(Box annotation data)
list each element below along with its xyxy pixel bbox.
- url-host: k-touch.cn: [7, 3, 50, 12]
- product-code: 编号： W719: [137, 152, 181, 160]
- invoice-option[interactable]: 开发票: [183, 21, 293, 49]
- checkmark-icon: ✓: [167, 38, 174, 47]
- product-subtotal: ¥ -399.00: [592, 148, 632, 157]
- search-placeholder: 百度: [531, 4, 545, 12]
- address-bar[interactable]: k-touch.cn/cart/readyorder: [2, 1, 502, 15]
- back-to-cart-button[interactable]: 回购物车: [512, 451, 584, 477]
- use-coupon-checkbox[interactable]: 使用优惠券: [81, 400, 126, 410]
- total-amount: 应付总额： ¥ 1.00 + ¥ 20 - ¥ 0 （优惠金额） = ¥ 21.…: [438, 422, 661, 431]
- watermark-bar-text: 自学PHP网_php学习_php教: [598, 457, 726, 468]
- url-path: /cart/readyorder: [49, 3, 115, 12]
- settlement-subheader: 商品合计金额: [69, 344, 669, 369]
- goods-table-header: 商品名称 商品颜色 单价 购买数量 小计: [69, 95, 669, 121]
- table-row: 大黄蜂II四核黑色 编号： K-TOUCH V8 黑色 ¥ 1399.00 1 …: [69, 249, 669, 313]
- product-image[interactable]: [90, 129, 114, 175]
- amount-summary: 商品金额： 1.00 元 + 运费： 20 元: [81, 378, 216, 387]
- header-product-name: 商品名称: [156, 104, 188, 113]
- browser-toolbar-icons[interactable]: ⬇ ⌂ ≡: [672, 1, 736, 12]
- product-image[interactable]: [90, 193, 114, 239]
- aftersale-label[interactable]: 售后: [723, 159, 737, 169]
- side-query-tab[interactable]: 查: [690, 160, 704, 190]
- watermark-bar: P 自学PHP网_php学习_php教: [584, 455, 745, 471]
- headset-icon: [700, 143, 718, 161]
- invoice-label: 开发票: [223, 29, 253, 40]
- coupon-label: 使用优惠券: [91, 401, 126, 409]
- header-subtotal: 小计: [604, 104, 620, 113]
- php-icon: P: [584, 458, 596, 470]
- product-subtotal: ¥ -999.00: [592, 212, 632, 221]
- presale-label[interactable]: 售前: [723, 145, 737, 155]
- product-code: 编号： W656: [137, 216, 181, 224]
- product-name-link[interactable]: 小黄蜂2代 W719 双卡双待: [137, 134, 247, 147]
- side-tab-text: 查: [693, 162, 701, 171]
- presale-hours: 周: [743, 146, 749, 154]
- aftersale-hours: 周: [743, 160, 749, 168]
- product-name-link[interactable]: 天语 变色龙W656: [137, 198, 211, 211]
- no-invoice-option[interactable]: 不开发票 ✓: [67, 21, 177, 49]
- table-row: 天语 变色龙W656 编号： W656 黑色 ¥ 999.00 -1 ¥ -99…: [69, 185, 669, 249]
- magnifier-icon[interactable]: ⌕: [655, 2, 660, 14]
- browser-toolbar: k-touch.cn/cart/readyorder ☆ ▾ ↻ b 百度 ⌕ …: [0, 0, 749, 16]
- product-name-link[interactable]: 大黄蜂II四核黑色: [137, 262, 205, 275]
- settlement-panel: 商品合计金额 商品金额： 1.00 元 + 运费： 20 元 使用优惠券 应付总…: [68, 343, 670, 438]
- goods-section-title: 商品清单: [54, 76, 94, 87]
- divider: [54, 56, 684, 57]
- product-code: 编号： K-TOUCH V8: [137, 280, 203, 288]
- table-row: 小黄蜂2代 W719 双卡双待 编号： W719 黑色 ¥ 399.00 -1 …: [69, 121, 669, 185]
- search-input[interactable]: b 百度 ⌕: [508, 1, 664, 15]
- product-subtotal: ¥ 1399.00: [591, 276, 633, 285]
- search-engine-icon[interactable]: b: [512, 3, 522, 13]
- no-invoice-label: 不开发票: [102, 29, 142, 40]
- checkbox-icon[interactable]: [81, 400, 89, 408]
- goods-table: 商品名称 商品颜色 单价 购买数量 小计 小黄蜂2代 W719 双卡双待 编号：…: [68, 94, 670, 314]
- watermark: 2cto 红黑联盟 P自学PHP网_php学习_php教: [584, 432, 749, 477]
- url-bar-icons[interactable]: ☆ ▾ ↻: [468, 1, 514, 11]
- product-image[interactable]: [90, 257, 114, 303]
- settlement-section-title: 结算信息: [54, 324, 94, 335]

§ GIVEN REQUEST
Copy the records word for word, from their first line through the line that contains "- checkmark-icon: ✓: [167, 38, 174, 47]", including both of those lines.

§ THE OUTPUT
list each element below along with its xyxy pixel bbox.
- url-host: k-touch.cn: [7, 3, 50, 12]
- product-code: 编号： W719: [137, 152, 181, 160]
- invoice-option[interactable]: 开发票: [183, 21, 293, 49]
- checkmark-icon: ✓: [167, 38, 174, 47]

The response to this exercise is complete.